### Data provided
↓↓↓
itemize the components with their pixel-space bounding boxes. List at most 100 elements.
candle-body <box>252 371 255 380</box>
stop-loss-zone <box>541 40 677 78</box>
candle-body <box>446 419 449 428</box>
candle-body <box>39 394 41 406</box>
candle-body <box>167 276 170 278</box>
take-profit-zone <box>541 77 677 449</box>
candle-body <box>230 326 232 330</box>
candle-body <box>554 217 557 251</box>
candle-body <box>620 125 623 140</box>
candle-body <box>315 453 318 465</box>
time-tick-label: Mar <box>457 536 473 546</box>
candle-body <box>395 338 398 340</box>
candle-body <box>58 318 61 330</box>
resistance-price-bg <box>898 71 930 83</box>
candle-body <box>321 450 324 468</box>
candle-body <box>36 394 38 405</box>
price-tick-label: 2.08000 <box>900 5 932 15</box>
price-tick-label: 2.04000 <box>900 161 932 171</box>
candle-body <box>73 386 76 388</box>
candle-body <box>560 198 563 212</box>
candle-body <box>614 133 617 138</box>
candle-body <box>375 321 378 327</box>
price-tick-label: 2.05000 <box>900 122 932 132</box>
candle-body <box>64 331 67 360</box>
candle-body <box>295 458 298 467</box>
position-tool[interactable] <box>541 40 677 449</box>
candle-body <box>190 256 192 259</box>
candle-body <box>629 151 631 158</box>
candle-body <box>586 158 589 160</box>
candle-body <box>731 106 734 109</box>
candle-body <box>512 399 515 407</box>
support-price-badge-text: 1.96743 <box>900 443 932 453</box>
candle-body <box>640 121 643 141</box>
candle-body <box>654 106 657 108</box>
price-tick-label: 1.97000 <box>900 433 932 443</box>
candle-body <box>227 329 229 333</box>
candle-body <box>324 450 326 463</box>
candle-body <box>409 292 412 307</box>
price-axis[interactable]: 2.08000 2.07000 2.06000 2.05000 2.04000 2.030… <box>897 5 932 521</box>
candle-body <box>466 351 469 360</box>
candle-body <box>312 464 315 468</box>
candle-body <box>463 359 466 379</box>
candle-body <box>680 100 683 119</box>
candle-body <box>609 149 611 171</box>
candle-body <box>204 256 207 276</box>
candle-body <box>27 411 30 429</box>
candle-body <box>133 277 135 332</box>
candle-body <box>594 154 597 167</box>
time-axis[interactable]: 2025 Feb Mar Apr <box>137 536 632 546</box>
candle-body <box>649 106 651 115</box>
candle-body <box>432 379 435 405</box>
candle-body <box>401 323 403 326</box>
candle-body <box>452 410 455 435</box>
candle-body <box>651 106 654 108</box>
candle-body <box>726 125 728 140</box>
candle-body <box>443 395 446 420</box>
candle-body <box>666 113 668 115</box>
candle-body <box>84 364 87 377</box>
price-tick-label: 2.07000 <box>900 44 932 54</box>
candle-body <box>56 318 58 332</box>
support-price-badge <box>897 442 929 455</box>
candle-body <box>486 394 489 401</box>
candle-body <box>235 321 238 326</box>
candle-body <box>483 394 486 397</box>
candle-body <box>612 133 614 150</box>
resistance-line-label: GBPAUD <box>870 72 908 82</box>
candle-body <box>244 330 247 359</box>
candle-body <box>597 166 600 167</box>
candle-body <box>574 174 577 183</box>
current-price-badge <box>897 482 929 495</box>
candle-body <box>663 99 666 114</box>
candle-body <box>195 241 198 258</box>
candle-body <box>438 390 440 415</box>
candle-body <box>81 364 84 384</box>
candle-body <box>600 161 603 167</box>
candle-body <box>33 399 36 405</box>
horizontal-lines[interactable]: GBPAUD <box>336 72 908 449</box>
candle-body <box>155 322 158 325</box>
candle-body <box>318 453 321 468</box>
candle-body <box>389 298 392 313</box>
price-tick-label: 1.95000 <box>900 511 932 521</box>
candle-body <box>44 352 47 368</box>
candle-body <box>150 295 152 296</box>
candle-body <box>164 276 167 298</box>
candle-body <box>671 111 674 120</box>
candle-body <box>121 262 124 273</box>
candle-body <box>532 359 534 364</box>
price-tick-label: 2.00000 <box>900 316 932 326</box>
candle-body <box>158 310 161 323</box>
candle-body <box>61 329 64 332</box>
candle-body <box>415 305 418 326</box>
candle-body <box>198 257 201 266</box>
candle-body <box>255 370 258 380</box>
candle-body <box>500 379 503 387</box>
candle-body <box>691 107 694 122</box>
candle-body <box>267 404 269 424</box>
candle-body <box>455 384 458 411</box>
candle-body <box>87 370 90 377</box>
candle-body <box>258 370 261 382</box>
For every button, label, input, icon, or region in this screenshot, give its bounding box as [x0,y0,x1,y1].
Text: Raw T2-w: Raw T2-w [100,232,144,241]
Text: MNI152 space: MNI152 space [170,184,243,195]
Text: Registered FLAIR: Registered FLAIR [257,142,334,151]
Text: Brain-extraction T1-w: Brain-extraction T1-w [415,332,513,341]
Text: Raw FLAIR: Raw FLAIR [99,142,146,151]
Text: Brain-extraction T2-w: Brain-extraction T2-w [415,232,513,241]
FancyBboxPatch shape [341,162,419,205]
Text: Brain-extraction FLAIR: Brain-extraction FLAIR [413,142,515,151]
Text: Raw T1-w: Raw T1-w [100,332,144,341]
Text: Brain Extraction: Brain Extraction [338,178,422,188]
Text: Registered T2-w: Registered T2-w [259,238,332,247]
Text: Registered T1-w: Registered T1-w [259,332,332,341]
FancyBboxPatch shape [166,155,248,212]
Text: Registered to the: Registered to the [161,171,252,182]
↑↑↑
Write out everything from the start of the records down to and including the line containing "time-tick-label: Mar <box>457", renaming "candle-body" to "candlestick-body" and leaving everything else unchanged.

itemize the components with their pixel-space bounding boxes. List at most 100 elements.
candlestick-body <box>252 371 255 380</box>
stop-loss-zone <box>541 40 677 78</box>
candlestick-body <box>446 419 449 428</box>
candlestick-body <box>39 394 41 406</box>
candlestick-body <box>167 276 170 278</box>
take-profit-zone <box>541 77 677 449</box>
candlestick-body <box>230 326 232 330</box>
candlestick-body <box>554 217 557 251</box>
candlestick-body <box>620 125 623 140</box>
candlestick-body <box>315 453 318 465</box>
time-tick-label: Mar <box>457 536 473 546</box>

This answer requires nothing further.